EXERCISE SET ▸
• 1. List every year that the profile of Kathy Cooper mentions.
• 2. Carry the profile of Kathy Cooper forward with the next few paragraphs, starting after its last sentence.

SELECTED EXCERPT ▸
Kathy Cooper can always tell when it’s been a good year.
“You can usually tell how the year’s been when you sell Christmas trees, because people are happy,” said the co-owner of Cooper’s Tree Farm in Braselton. “They’ve had a good year. They are enjoying their families.
“And then some years, you do talk politics down there. They talk about how they’re unhappy with their jobs. These people come every year, so I follow them. You get a good feel of what the economy’s like even at the end of the year. You see how it’s going and what their anticipation is for the future, for the next year.”
And how did her customers predict 2015?
“It feels good to me,” she said, laughing.
That could also be a good omen for Cooper, who is beginning her first term as Hall County commissioner this month. Cooper is representing District 1, which encompasses much of South Hall.
As someone who has lived in that area since 1985 — and in Hall since 1976 — the North Hall High graduate has seen firsthand how growth and development have affected the region and its residents.

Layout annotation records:
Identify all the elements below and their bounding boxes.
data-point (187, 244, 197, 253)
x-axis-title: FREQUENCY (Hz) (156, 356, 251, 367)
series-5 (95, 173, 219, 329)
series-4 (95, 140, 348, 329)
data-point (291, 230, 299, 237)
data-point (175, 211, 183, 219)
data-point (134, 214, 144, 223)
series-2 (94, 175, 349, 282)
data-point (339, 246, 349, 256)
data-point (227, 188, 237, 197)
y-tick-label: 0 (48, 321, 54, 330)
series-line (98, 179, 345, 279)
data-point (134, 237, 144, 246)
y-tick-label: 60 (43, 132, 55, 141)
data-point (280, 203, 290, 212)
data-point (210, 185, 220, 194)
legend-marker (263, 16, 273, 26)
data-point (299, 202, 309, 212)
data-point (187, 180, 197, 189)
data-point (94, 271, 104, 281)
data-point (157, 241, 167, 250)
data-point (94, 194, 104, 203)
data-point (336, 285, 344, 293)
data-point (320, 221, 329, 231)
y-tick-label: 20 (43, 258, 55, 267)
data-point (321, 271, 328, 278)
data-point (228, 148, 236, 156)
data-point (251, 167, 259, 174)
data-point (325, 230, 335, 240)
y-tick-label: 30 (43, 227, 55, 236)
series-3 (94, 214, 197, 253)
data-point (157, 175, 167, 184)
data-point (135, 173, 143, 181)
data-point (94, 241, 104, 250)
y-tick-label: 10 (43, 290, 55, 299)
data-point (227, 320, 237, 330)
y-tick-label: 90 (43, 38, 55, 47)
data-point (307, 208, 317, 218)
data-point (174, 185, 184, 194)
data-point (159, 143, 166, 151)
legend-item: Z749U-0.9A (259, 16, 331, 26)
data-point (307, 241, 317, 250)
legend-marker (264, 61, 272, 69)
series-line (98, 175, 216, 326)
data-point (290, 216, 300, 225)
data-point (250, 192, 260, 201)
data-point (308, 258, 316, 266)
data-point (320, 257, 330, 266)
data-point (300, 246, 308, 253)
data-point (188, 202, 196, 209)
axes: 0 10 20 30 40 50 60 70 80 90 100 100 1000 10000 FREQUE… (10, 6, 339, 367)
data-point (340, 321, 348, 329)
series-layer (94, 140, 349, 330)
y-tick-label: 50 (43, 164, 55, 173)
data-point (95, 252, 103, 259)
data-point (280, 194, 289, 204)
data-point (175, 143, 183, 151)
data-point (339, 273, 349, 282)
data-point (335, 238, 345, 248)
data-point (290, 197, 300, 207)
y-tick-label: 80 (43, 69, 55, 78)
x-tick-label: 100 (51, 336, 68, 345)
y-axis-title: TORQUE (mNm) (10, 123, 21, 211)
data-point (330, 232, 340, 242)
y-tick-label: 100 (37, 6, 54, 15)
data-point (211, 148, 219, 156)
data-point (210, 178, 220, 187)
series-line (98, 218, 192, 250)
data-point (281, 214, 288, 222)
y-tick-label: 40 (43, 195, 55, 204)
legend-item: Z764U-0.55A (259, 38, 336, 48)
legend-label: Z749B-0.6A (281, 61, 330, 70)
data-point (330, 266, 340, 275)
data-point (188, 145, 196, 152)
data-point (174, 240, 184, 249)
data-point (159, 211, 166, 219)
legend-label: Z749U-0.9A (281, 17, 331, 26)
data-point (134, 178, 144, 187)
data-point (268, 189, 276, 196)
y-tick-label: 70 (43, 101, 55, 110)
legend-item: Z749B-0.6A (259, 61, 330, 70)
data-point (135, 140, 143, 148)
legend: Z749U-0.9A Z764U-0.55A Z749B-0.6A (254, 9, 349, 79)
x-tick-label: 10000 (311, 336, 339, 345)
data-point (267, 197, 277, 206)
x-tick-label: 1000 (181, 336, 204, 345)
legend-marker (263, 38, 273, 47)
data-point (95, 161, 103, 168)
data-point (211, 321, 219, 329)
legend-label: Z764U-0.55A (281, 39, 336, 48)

RESPONSE LIST ▸
• 1. 2015, 1985, 1976

• 2.
“I was exposed to a lot of the new growth that was coming in right when it got started heavily,” she said. “I really am proud of the way that South Hall has grown. I think there have been a lot of good people in place early that saw the visions of what needed to happen.
“I just really want to keep that momentum going. There’s a lot of good things going on, and I’m hoping I’ll be a part of some of that, too, to show some direction.”
Finding the balance between growth and land preservation is something she’s interested in. On top of the family’s Christmas tree farm, they also raise cattle and chickens — the Cooper family’s chicken eggs can be found in Whole Foods and Publix under different labels— and she’s keenly aware that the land is “what feeds (her) family.”
“That’s where we make our living,” she said. “I know there’s got to be a balance in everything, and I hope that I can bring that perspective.”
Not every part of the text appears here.